Transcribe the material in full, exactly as written.
## start Exercise inputs
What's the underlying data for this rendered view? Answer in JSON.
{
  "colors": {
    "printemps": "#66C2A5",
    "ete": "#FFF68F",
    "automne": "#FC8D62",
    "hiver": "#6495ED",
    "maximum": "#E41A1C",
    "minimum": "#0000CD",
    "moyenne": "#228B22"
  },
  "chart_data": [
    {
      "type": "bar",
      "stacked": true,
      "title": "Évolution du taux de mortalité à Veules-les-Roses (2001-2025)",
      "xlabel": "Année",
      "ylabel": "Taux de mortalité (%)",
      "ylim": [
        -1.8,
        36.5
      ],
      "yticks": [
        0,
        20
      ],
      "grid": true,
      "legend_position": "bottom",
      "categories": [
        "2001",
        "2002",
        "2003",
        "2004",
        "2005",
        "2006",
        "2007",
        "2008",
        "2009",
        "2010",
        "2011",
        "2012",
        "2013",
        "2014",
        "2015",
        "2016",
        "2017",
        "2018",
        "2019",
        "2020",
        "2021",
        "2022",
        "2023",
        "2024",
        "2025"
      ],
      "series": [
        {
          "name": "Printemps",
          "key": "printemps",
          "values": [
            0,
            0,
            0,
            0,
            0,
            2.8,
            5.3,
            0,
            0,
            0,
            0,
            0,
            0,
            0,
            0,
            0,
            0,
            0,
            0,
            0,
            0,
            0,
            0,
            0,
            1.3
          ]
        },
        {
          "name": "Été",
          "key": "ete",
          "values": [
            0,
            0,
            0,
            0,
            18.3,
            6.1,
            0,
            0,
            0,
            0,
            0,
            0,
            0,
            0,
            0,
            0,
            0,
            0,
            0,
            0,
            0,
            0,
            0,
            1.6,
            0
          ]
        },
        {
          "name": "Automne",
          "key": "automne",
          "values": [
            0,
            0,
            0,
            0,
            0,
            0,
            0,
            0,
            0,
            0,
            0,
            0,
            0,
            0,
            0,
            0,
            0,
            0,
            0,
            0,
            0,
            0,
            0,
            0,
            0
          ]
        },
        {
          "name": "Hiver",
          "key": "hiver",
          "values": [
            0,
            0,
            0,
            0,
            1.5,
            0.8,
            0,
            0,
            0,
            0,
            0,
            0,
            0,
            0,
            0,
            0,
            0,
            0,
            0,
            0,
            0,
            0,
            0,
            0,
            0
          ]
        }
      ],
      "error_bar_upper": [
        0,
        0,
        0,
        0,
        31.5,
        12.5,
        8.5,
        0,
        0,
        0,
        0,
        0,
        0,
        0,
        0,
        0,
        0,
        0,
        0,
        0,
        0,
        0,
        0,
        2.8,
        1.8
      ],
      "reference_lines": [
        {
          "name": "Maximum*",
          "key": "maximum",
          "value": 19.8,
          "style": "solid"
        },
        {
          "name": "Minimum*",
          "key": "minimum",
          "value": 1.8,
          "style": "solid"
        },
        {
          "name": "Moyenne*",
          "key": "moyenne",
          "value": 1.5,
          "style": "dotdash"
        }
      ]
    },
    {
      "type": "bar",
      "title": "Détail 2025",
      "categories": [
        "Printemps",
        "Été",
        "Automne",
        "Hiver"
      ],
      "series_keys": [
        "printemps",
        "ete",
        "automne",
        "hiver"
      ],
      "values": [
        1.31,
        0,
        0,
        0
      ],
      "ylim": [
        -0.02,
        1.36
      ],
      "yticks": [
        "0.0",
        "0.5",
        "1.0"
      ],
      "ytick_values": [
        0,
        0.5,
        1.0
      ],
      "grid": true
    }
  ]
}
## end Exercise inputs
*Written reply:*
What's the underlying data for this rendered view? Answer in JSON.
{
  "colors": {
    "printemps": "#66C2A5",
    "ete": "#FFF68F",
    "automne": "#FC8D62",
    "hiver": "#6495ED",
    "maximum": "#E41A1C",
    "minimum": "#0000CD",
    "moyenne": "#228B22"
  },
  "chart_data": [
    {
      "type": "bar",
      "stacked": true,
      "title": "Évolution du taux de mortalité à Veules-les-Roses (2001-2025)",
      "xlabel": "Année",
      "ylabel": "Taux de mortalité (%)",
      "ylim": [
        -1.8,
        36.5
      ],
      "yticks": [
        0,
        20
      ],
      "grid": true,
      "legend_position": "bottom",
      "categories": [
        "2001",
        "2002",
        "2003",
        "2004",
        "2005",
        "2006",
        "2007",
        "2008",
        "2009",
        "2010",
        "2011",
        "2012",
        "2013",
        "2014",
        "2015",
        "2016",
        "2017",
        "2018",
        "2019",
        "2020",
        "2021",
        "2022",
        "2023",
        "2024",
        "2025"
      ],
      "series": [
        {
          "name": "Printemps",
          "key": "printemps",
          "values": [
            0,
            0,
            0,
            0,
            0,
            2.8,
            5.3,
            0,
            0,
            0,
            0,
            0,
            0,
            0,
            0,
            0,
            0,
            0,
            0,
            0,
            0,
            0,
            0,
            0,
            1.3
          ]
        },
        {
          "name": "Été",
          "key": "ete",
          "values": [
            0,
            0,
            0,
            0,
            18.3,
            6.1,
            0,
            0,
            0,
            0,
            0,
            0,
            0,
            0,
            0,
            0,
            0,
            0,
            0,
            0,
            0,
            0,
            0,
            1.6,
            0
          ]
        },
        {
          "name": "Automne",
          "key": "automne",
          "values": [
            0,
            0,
            0,
            0,
            0,
            0,
            0,
            0,
            0,
            0,
            0,
            0,
            0,
            0,
            0,
            0,
            0,
            0,
            0,
            0,
            0,
            0,
            0,
            0,
            0
          ]
        },
        {
          "name": "Hiver",
          "key": "hiver",
          "values": [
            0,
            0,
            0,
            0,
            1.5,
            0.8,
            0,
            0,
            0,
            0,
            0,
            0,
            0,
            0,
            0,
            0,
            0,
            0,
            0,
            0,
            0,
            0,
            0,
            0,
            0
          ]
        }
      ],
      "error_bar_upper": [
        0,
        0,
        0,
        0,
        31.5,
        12.5,
        8.5,
        0,
        0,
        0,
        0,
        0,
        0,
        0,
        0,
        0,
        0,
        0,
        0,
        0,
        0,
        0,
        0,
        2.8,
        1.8
      ],
      "reference_lines": [
        {
          "name": "Maximum*",
          "key": "maximum",
          "value": 19.8,
          "style": "solid"
        },
        {
          "name": "Minimum*",
          "key": "minimum",
          "value": 1.8,
          "style": "solid"
        },
        {
          "name": "Moyenne*",
          "key": "moyenne",
          "value": 1.5,
          "style": "dotdash"
        }
      ]
    },
    {
      "type": "bar",
      "title": "Détail 2025",
      "categories": [
        "Printemps",
        "Été",
        "Automne",
        "Hiver"
      ],
      "series_keys": [
        "printemps",
        "ete",
        "automne",
        "hiver"
      ],
      "values": [
        1.31,
        0,
        0,
        0
      ],
      "ylim": [
        -0.02,
        1.36
      ],
      "yticks": [
        "0.0",
        "0.5",
        "1.0"
      ],
      "ytick_values": [
        0,
        0.5,
        1.0
      ],
      "grid": true
    }
  ]
}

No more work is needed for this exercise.